:: EXCERTO DO DOCUMENTO
E se?

13 Setembro 2005. Faltavam 1 ou 2 dias para terminar a licença de maternidade do João Maria. Primeiro filho. Primeiro sobrinho. Primeiro neto dos meus pais. Estava tudo bem. Estava tudo muito bem. Almocei em casa dos meus pais com a minha mãe e o meu irmão. Com o João Maria na cadeira do carrinho no chão da cozinha a sorrir para nós. E a minha mãe a dizer para eu pôr a cadeira em cima de uma cadeira da cozinha. E eu a dizer que no chão é mais seguro. Foi sempre um bebé tão fácil. Levava-o comigo sempre para todo o lado.

A minha mãe nessa altura fazia muitas feiras mas naquele dia estava em casa. Almoçámos os 3 bacalhau de cebolada da churrasqueira de São Domingos. Não sei se, passados 13 anos, 3 meses e 2 dias, mais alguma vez voltei a comer bacalhau de cebolada. Talvez até nunca mais me apeteça. Mas apetece-me sobretudo que a minha memória guarde todos os pormenores desse dia. Volto muitas vezes a eles, a esse dia. Hoje de manhã voltei e por isso os quis registar. Parte deles. Aqui. E se precisar deles sei que estão aqui. Foi a última vez que vi o meu irmão.
::::
(PROBLEMA PROPOSTO 1): Apresente como lista JSON de strings, uma por linha e sem linhas em branco, os registos a partir do início e até à linha que contém "predicted-point <box>134 328 140 336</box>", ambas incluídas.
Os registos não têm qualquer relação com o excerto.
:: DADOS FORNECIDOS
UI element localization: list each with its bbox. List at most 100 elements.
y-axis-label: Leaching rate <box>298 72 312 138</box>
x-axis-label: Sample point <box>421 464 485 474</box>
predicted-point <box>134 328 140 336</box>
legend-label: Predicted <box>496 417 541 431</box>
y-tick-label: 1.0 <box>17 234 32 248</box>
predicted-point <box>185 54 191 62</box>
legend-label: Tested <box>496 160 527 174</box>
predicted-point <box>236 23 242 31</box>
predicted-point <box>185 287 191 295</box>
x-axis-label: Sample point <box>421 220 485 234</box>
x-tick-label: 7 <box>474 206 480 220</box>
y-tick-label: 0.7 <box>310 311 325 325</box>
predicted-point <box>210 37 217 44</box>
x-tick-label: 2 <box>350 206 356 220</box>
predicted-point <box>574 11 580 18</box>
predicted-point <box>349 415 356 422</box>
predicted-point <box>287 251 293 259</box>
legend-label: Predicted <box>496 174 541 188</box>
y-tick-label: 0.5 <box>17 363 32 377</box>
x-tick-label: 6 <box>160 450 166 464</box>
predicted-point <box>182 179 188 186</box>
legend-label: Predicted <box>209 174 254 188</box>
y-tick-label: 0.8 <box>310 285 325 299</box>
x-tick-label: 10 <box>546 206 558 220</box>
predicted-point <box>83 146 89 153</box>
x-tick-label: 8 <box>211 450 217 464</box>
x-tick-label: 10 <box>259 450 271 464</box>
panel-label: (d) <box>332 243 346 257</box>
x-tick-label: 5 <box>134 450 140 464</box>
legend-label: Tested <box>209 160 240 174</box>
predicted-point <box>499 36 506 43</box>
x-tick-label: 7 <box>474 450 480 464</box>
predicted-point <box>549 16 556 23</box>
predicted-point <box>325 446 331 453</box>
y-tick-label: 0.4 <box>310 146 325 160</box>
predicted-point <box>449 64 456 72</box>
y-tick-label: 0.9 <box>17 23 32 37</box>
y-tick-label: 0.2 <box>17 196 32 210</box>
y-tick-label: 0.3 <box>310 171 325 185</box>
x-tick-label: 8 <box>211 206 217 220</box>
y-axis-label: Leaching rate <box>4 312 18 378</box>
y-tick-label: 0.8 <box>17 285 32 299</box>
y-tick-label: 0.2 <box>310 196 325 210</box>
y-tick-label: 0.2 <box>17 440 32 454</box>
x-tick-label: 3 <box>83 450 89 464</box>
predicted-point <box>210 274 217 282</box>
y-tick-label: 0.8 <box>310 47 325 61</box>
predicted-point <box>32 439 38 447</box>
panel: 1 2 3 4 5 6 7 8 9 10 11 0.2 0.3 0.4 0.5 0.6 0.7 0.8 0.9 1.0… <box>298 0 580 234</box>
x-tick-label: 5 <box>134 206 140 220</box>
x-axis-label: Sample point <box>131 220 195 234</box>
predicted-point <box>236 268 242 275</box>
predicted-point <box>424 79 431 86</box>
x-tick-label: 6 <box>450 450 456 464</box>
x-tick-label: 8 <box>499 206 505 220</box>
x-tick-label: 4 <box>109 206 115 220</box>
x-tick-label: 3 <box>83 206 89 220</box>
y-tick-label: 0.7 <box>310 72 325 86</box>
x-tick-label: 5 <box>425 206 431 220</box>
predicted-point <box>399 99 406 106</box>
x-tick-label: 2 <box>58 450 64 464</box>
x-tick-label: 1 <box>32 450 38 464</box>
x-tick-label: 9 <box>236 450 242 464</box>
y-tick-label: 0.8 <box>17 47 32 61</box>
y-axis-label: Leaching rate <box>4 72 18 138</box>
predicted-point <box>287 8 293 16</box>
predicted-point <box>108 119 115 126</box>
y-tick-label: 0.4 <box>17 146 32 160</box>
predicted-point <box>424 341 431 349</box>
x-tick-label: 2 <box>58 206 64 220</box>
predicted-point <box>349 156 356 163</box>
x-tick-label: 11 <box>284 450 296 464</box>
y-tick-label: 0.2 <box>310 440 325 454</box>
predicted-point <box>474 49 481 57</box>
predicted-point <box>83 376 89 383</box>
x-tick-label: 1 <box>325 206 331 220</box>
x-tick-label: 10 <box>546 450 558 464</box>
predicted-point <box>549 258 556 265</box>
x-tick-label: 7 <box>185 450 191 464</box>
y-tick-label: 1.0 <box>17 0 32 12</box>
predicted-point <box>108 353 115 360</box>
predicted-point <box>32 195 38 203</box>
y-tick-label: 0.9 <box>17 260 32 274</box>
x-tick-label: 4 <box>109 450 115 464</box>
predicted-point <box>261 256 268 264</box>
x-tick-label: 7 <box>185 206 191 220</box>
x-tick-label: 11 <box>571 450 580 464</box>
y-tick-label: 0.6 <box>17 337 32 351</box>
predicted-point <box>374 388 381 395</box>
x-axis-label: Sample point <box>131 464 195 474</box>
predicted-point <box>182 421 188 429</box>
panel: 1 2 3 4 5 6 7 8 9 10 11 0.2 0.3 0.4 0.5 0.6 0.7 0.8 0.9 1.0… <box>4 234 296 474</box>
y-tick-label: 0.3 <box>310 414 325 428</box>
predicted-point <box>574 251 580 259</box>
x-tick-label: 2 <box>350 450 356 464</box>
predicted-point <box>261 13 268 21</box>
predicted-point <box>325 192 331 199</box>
::::
(PROBLEMA PROPOSTO 2): Reescreva o trecho do excerto que começa em "13 Setembro 2005." e termina em "todo o lado.", substituindo "cozinha" por "sala".

(RESPOSTA COMPLETA 1):
[
  "UI element localization: list each with its bbox. List at most 100 elements.",
  "y-axis-label: Leaching rate <box>298 72 312 138</box>",
  "x-axis-label: Sample point <box>421 464 485 474</box>",
  "predicted-point <box>134 328 140 336</box>"
]

(RESPOSTA COMPLETA 2):
13 Setembro 2005. Faltavam 1 ou 2 dias para terminar a licença de maternidade do João Maria. Primeiro filho. Primeiro sobrinho. Primeiro neto dos meus pais. Estava tudo bem. Estava tudo muito bem. Almocei em casa dos meus pais com a minha mãe e o meu irmão. Com o João Maria na cadeira do carrinho no chão da sala a sorrir para nós. E a minha mãe a dizer para eu pôr a cadeira em cima de uma cadeira da sala. E eu a dizer que no chão é mais seguro. Foi sempre um bebé tão fácil. Levava-o comigo sempre para todo o lado.